Please set out the stretch of the listing that opens with the line containing "grid-icon bbox=[1222, 121, 1238, 137]" and closes with the line containing "nav-menu-button[interactable]: 试题管理 bbox=[660, 171, 828, 231]" as a Markdown table with the columns Row and Line. Include both end lines, number the rows, and omit any blank lines.

ENTRIES SUPPLIED »
--- START ---

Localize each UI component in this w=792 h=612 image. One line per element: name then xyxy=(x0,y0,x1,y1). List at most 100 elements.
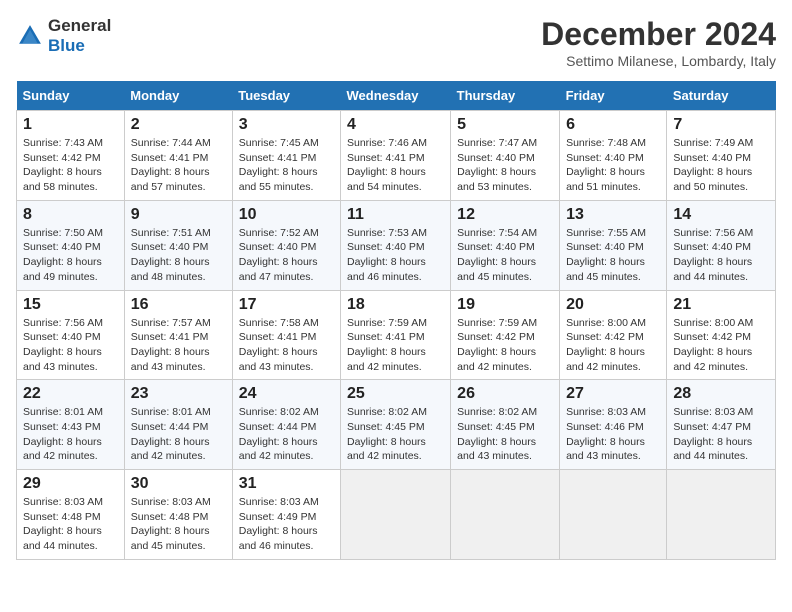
day-info: Sunrise: 7:52 AMSunset: 4:40 PMDaylight:… xyxy=(239,226,334,285)
calendar-cell: 31 Sunrise: 8:03 AMSunset: 4:49 PMDayligh… xyxy=(232,470,340,560)
day-number: 28 xyxy=(673,385,769,403)
month-title: December 2024 xyxy=(541,16,776,53)
day-number: 10 xyxy=(239,206,334,224)
day-info: Sunrise: 8:03 AMSunset: 4:48 PMDaylight:… xyxy=(131,495,226,554)
day-number: 21 xyxy=(673,296,769,314)
calendar-cell: 14Sunrise: 7:56 AMSunset: 4:40 PMDayligh… xyxy=(667,200,776,290)
day-info: Sunrise: 8:00 AMSunset: 4:42 PMDaylight:… xyxy=(673,316,769,375)
calendar-cell xyxy=(560,470,667,560)
day-number: 26 xyxy=(457,385,553,403)
calendar-cell: 16 Sunrise: 7:57 AMSunset: 4:41 PMDayligh… xyxy=(124,290,232,380)
day-number: 24 xyxy=(239,385,334,403)
day-info: Sunrise: 7:58 AMSunset: 4:41 PMDaylight:… xyxy=(239,316,334,375)
calendar-cell: 27 Sunrise: 8:03 AMSunset: 4:46 PMDayligh… xyxy=(560,380,667,470)
calendar-cell: 29 Sunrise: 8:03 AMSunset: 4:48 PMDayligh… xyxy=(17,470,125,560)
day-info: Sunrise: 7:48 AMSunset: 4:40 PMDaylight:… xyxy=(566,136,660,195)
calendar-cell: 22 Sunrise: 8:01 AMSunset: 4:43 PMDayligh… xyxy=(17,380,125,470)
page-header: General Blue December 2024 Settimo Milan… xyxy=(16,16,776,69)
day-number: 22 xyxy=(23,385,118,403)
day-number: 2 xyxy=(131,116,226,134)
day-info: Sunrise: 8:03 AMSunset: 4:47 PMDaylight:… xyxy=(673,405,769,464)
calendar-week-3: 15Sunrise: 7:56 AMSunset: 4:40 PMDayligh… xyxy=(17,290,776,380)
calendar-week-1: 1 Sunrise: 7:43 AMSunset: 4:42 PMDaylight… xyxy=(17,111,776,201)
header-sunday: Sunday xyxy=(17,81,125,111)
calendar-cell: 5 Sunrise: 7:47 AMSunset: 4:40 PMDaylight… xyxy=(451,111,560,201)
day-info: Sunrise: 7:47 AMSunset: 4:40 PMDaylight:… xyxy=(457,136,553,195)
day-number: 9 xyxy=(131,206,226,224)
calendar-week-4: 22 Sunrise: 8:01 AMSunset: 4:43 PMDayligh… xyxy=(17,380,776,470)
calendar-cell: 3 Sunrise: 7:45 AMSunset: 4:41 PMDaylight… xyxy=(232,111,340,201)
calendar-cell: 2 Sunrise: 7:44 AMSunset: 4:41 PMDaylight… xyxy=(124,111,232,201)
day-info: Sunrise: 8:00 AMSunset: 4:42 PMDaylight:… xyxy=(566,316,660,375)
day-info: Sunrise: 7:51 AMSunset: 4:40 PMDaylight:… xyxy=(131,226,226,285)
calendar-cell xyxy=(667,470,776,560)
day-info: Sunrise: 8:01 AMSunset: 4:44 PMDaylight:… xyxy=(131,405,226,464)
logo-text: General Blue xyxy=(48,16,111,56)
calendar-cell: 20Sunrise: 8:00 AMSunset: 4:42 PMDayligh… xyxy=(560,290,667,380)
calendar-cell: 17 Sunrise: 7:58 AMSunset: 4:41 PMDayligh… xyxy=(232,290,340,380)
day-number: 14 xyxy=(673,206,769,224)
calendar-cell: 18Sunrise: 7:59 AMSunset: 4:41 PMDayligh… xyxy=(340,290,450,380)
day-number: 11 xyxy=(347,206,444,224)
day-number: 27 xyxy=(566,385,660,403)
day-number: 12 xyxy=(457,206,553,224)
day-info: Sunrise: 7:43 AMSunset: 4:42 PMDaylight:… xyxy=(23,136,118,195)
day-number: 1 xyxy=(23,116,118,134)
day-info: Sunrise: 7:44 AMSunset: 4:41 PMDaylight:… xyxy=(131,136,226,195)
day-info: Sunrise: 7:49 AMSunset: 4:40 PMDaylight:… xyxy=(673,136,769,195)
day-number: 19 xyxy=(457,296,553,314)
day-number: 3 xyxy=(239,116,334,134)
calendar-cell xyxy=(340,470,450,560)
calendar-week-2: 8Sunrise: 7:50 AMSunset: 4:40 PMDaylight… xyxy=(17,200,776,290)
day-number: 30 xyxy=(131,475,226,493)
calendar-cell: 23 Sunrise: 8:01 AMSunset: 4:44 PMDayligh… xyxy=(124,380,232,470)
calendar-cell: 1 Sunrise: 7:43 AMSunset: 4:42 PMDaylight… xyxy=(17,111,125,201)
calendar-cell: 6Sunrise: 7:48 AMSunset: 4:40 PMDaylight… xyxy=(560,111,667,201)
day-info: Sunrise: 7:53 AMSunset: 4:40 PMDaylight:… xyxy=(347,226,444,285)
day-number: 8 xyxy=(23,206,118,224)
day-info: Sunrise: 8:03 AMSunset: 4:49 PMDaylight:… xyxy=(239,495,334,554)
calendar-cell: 15Sunrise: 7:56 AMSunset: 4:40 PMDayligh… xyxy=(17,290,125,380)
day-number: 23 xyxy=(131,385,226,403)
header-friday: Friday xyxy=(560,81,667,111)
day-number: 16 xyxy=(131,296,226,314)
header-saturday: Saturday xyxy=(667,81,776,111)
day-info: Sunrise: 7:45 AMSunset: 4:41 PMDaylight:… xyxy=(239,136,334,195)
day-info: Sunrise: 8:03 AMSunset: 4:46 PMDaylight:… xyxy=(566,405,660,464)
day-info: Sunrise: 7:57 AMSunset: 4:41 PMDaylight:… xyxy=(131,316,226,375)
location: Settimo Milanese, Lombardy, Italy xyxy=(541,53,776,69)
calendar-cell: 21 Sunrise: 8:00 AMSunset: 4:42 PMDayligh… xyxy=(667,290,776,380)
day-info: Sunrise: 8:02 AMSunset: 4:45 PMDaylight:… xyxy=(347,405,444,464)
calendar-cell: 4Sunrise: 7:46 AMSunset: 4:41 PMDaylight… xyxy=(340,111,450,201)
day-info: Sunrise: 7:46 AMSunset: 4:41 PMDaylight:… xyxy=(347,136,444,195)
day-number: 5 xyxy=(457,116,553,134)
calendar-cell: 12Sunrise: 7:54 AMSunset: 4:40 PMDayligh… xyxy=(451,200,560,290)
calendar-header-row: SundayMondayTuesdayWednesdayThursdayFrid… xyxy=(17,81,776,111)
calendar-cell: 8Sunrise: 7:50 AMSunset: 4:40 PMDaylight… xyxy=(17,200,125,290)
day-info: Sunrise: 8:01 AMSunset: 4:43 PMDaylight:… xyxy=(23,405,118,464)
calendar-cell: 24 Sunrise: 8:02 AMSunset: 4:44 PMDayligh… xyxy=(232,380,340,470)
calendar-cell: 7 Sunrise: 7:49 AMSunset: 4:40 PMDaylight… xyxy=(667,111,776,201)
title-area: December 2024 Settimo Milanese, Lombardy… xyxy=(541,16,776,69)
day-info: Sunrise: 8:03 AMSunset: 4:48 PMDaylight:… xyxy=(23,495,118,554)
day-number: 29 xyxy=(23,475,118,493)
day-info: Sunrise: 8:02 AMSunset: 4:44 PMDaylight:… xyxy=(239,405,334,464)
calendar-cell: 10 Sunrise: 7:52 AMSunset: 4:40 PMDayligh… xyxy=(232,200,340,290)
day-number: 31 xyxy=(239,475,334,493)
day-info: Sunrise: 8:02 AMSunset: 4:45 PMDaylight:… xyxy=(457,405,553,464)
calendar-cell: 30 Sunrise: 8:03 AMSunset: 4:48 PMDayligh… xyxy=(124,470,232,560)
day-number: 7 xyxy=(673,116,769,134)
header-tuesday: Tuesday xyxy=(232,81,340,111)
header-monday: Monday xyxy=(124,81,232,111)
day-info: Sunrise: 7:59 AMSunset: 4:41 PMDaylight:… xyxy=(347,316,444,375)
day-number: 17 xyxy=(239,296,334,314)
calendar-table: SundayMondayTuesdayWednesdayThursdayFrid… xyxy=(16,81,776,560)
day-info: Sunrise: 7:55 AMSunset: 4:40 PMDaylight:… xyxy=(566,226,660,285)
header-wednesday: Wednesday xyxy=(340,81,450,111)
calendar-cell: 26 Sunrise: 8:02 AMSunset: 4:45 PMDayligh… xyxy=(451,380,560,470)
calendar-cell: 9 Sunrise: 7:51 AMSunset: 4:40 PMDaylight… xyxy=(124,200,232,290)
calendar-cell: 19 Sunrise: 7:59 AMSunset: 4:42 PMDayligh… xyxy=(451,290,560,380)
day-info: Sunrise: 7:59 AMSunset: 4:42 PMDaylight:… xyxy=(457,316,553,375)
calendar-cell: 11 Sunrise: 7:53 AMSunset: 4:40 PMDayligh… xyxy=(340,200,450,290)
calendar-cell: 13Sunrise: 7:55 AMSunset: 4:40 PMDayligh… xyxy=(560,200,667,290)
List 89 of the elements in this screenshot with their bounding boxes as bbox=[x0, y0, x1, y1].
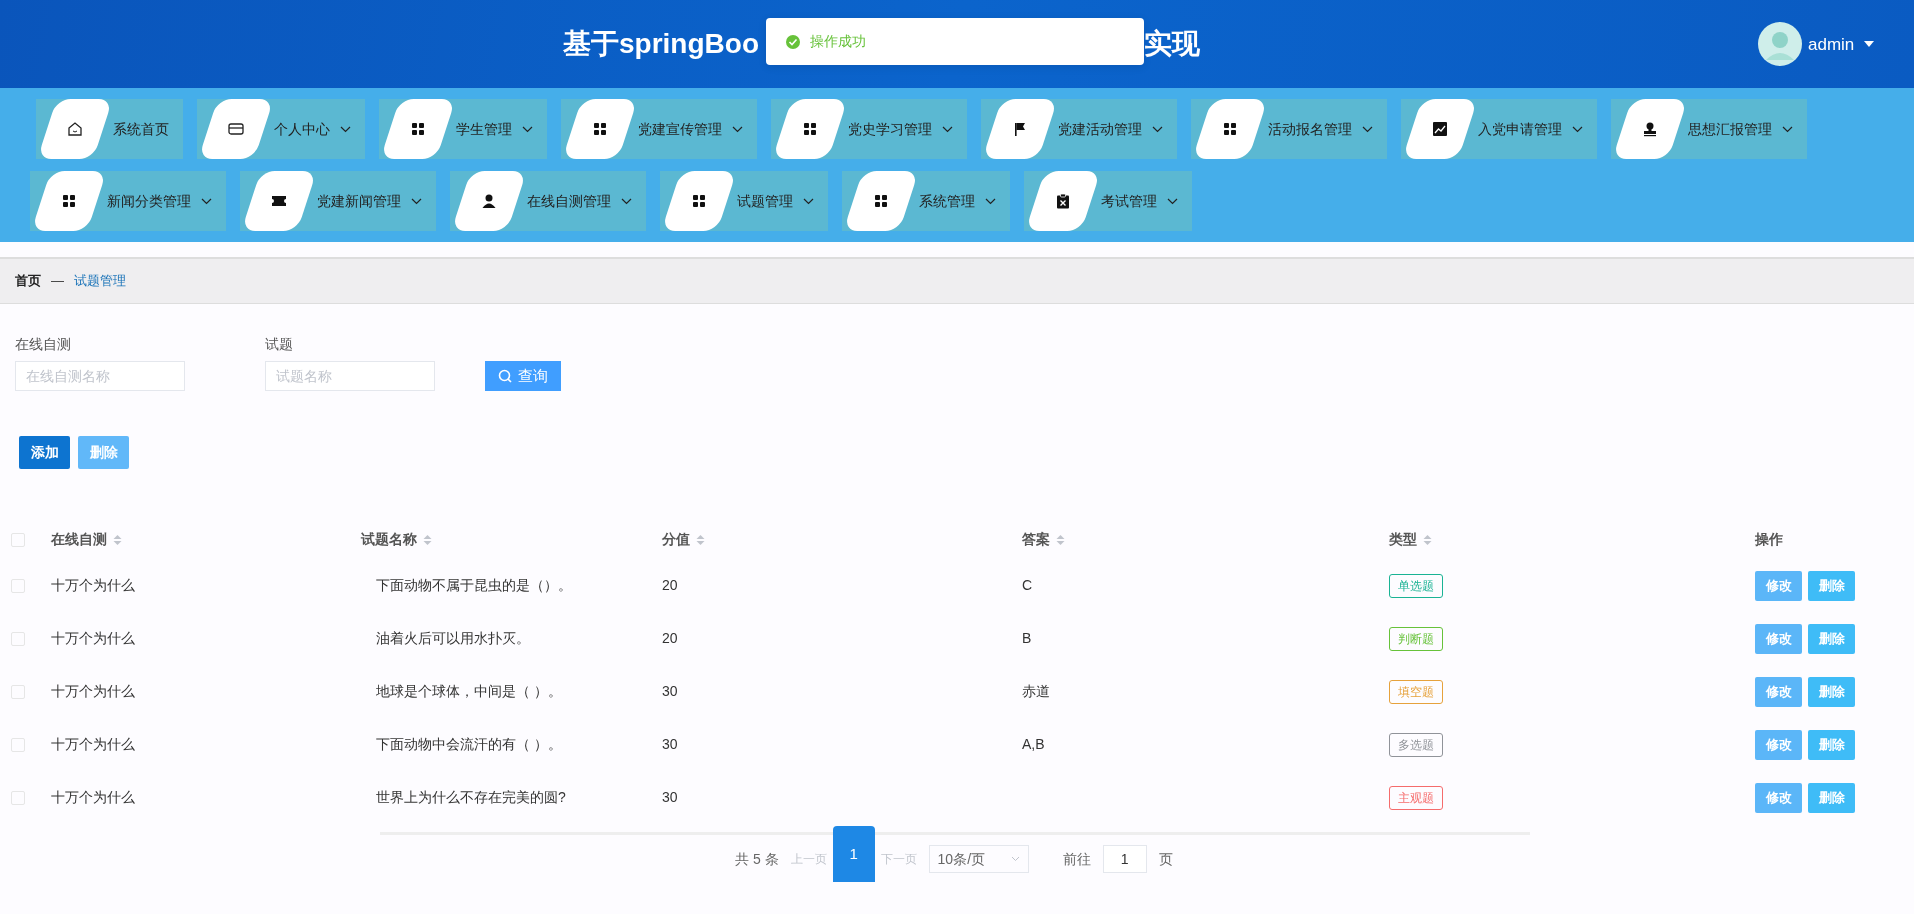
grid-icon bbox=[1222, 121, 1238, 137]
table-cell: 下面动物中会流汗的有（ ）。 bbox=[376, 736, 562, 752]
table-cell: 十万个为什么 bbox=[51, 683, 135, 699]
field-label: 在线自测 bbox=[15, 335, 72, 354]
nav-menu-button[interactable]: 思想汇报管理 bbox=[1611, 99, 1807, 159]
search-field[interactable]: 试题名称 bbox=[265, 361, 435, 391]
table-cell: 十万个为什么 bbox=[51, 577, 135, 593]
nav-menu-button[interactable]: 试题管理 bbox=[660, 171, 828, 231]
nav-menu-button[interactable]: 个人中心 bbox=[197, 99, 365, 159]
table-cell: 十万个为什么 bbox=[51, 789, 135, 805]
search-field[interactable]: 在线自测名称 bbox=[15, 361, 185, 391]
checkbox[interactable] bbox=[11, 791, 25, 806]
nav-menu-button[interactable]: 党建活动管理 bbox=[981, 99, 1177, 159]
stamp-icon bbox=[1642, 121, 1658, 137]
type-tag: 单选题 bbox=[1389, 573, 1443, 598]
column-header[interactable]: 答案 bbox=[1022, 530, 1050, 547]
table-cell: 下面动物不属于昆虫的是（）。 bbox=[376, 577, 572, 593]
grid-icon bbox=[802, 121, 818, 137]
chevron-down-icon bbox=[1010, 856, 1020, 862]
column-header: 操作 bbox=[1755, 530, 1783, 547]
person-icon bbox=[481, 193, 497, 209]
caret-icon bbox=[1864, 41, 1874, 47]
nav-menu-button[interactable]: 党建宣传管理 bbox=[561, 99, 757, 159]
table-cell: 十万个为什么 bbox=[51, 736, 135, 752]
grid-icon bbox=[873, 193, 889, 209]
nav-menu-button[interactable]: 在线自测管理 bbox=[450, 171, 646, 231]
toast-message: 操作成功 bbox=[766, 18, 1144, 65]
page-unit-label: 页 bbox=[1158, 849, 1173, 869]
nav-menu-button[interactable]: 考试管理 bbox=[1024, 171, 1192, 231]
grid-icon bbox=[592, 121, 608, 137]
type-tag: 多选题 bbox=[1389, 732, 1443, 757]
search-icon bbox=[498, 369, 512, 383]
nav-menu-button[interactable]: 活动报名管理 bbox=[1191, 99, 1387, 159]
nav-menu-button[interactable]: 党史学习管理 bbox=[771, 99, 967, 159]
table-cell: 世界上为什么不存在完美的圆? bbox=[376, 789, 566, 805]
table-cell: C bbox=[1022, 577, 1033, 593]
success-icon bbox=[786, 34, 800, 49]
page-title: 实现 bbox=[1144, 27, 1200, 61]
table-cell: 30 bbox=[662, 736, 678, 752]
table-cell: 地球是个球体，中间是（ ）。 bbox=[376, 683, 562, 699]
home-icon bbox=[67, 121, 83, 137]
ticket-icon bbox=[271, 193, 287, 209]
chart-icon bbox=[1432, 121, 1448, 137]
checkbox[interactable] bbox=[11, 632, 25, 647]
page-input[interactable]: 1 bbox=[1102, 845, 1147, 873]
table-cell: 十万个为什么 bbox=[51, 630, 135, 646]
column-header[interactable]: 分值 bbox=[662, 530, 690, 547]
table-cell: B bbox=[1022, 630, 1032, 646]
table-cell: 20 bbox=[662, 577, 678, 593]
nav-menu-button[interactable]: 入党申请管理 bbox=[1401, 99, 1597, 159]
breadcrumb-link[interactable]: 首页 bbox=[15, 271, 41, 291]
nav-menu-button[interactable]: 系统首页 bbox=[36, 99, 183, 159]
table-cell: 赤道 bbox=[1022, 683, 1050, 699]
add-button[interactable]: 添加 bbox=[19, 436, 70, 469]
page-title: 基于springBoo bbox=[563, 27, 759, 61]
breadcrumb-separator: — bbox=[51, 272, 64, 291]
nav-menu-button[interactable]: 学生管理 bbox=[379, 99, 547, 159]
user-menu[interactable]: admin bbox=[1808, 32, 1855, 58]
type-tag: 判断题 bbox=[1389, 626, 1443, 651]
nav-menu-button[interactable]: 党建新闻管理 bbox=[240, 171, 436, 231]
table-cell: 30 bbox=[662, 683, 678, 699]
clipboard-icon bbox=[1055, 193, 1071, 209]
grid-icon bbox=[61, 193, 77, 209]
checkbox[interactable] bbox=[11, 532, 25, 547]
type-tag: 填空题 bbox=[1389, 679, 1443, 704]
checkbox[interactable] bbox=[11, 579, 25, 594]
field-label: 试题 bbox=[265, 335, 294, 354]
checkbox[interactable] bbox=[11, 685, 25, 700]
checkbox[interactable] bbox=[11, 738, 25, 753]
column-header[interactable]: 在线自测 bbox=[51, 530, 107, 547]
avatar bbox=[1758, 22, 1802, 66]
nav-menu-button[interactable]: 新闻分类管理 bbox=[30, 171, 226, 231]
wallet-icon bbox=[228, 121, 244, 137]
page-size-select[interactable]: 10条/页 bbox=[928, 845, 1029, 873]
column-header[interactable]: 类型 bbox=[1389, 530, 1417, 547]
table-cell: 油着火后可以用水扑灭。 bbox=[376, 630, 530, 646]
grid-icon bbox=[691, 193, 707, 209]
goto-label: 前往 bbox=[1062, 849, 1091, 869]
flag-icon bbox=[1012, 121, 1028, 137]
grid-icon bbox=[410, 121, 426, 137]
nav-menu-button[interactable]: 系统管理 bbox=[842, 171, 1010, 231]
column-header[interactable]: 试题名称 bbox=[361, 530, 417, 547]
type-tag: 主观题 bbox=[1389, 785, 1443, 810]
table-cell: 20 bbox=[662, 630, 678, 646]
page-button[interactable]: 1 bbox=[832, 826, 875, 882]
table-cell: 30 bbox=[662, 789, 678, 805]
breadcrumb-current: 试题管理 bbox=[74, 272, 126, 291]
table-cell: A,B bbox=[1022, 736, 1045, 752]
total-count: 共 5 条 bbox=[735, 849, 779, 869]
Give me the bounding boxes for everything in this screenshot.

--- END ---

WORKED SOLUTION »
| Row | Line |
|---|---|
| 1 | grid-icon bbox=[1222, 121, 1238, 137] |
| 2 | table-cell: 下面动物中会流汗的有（ ）。 bbox=[376, 736, 562, 752] |
| 3 | table-cell: 十万个为什么 bbox=[51, 683, 135, 699] |
| 4 | field-label: 在线自测 bbox=[15, 335, 72, 354] |
| 5 | nav-menu-button[interactable]: 思想汇报管理 bbox=[1611, 99, 1807, 159] |
| 6 | search-field[interactable]: 试题名称 bbox=[265, 361, 435, 391] |
| 7 | table-cell: 十万个为什么 bbox=[51, 577, 135, 593] |
| 8 | nav-menu-button[interactable]: 试题管理 bbox=[660, 171, 828, 231] |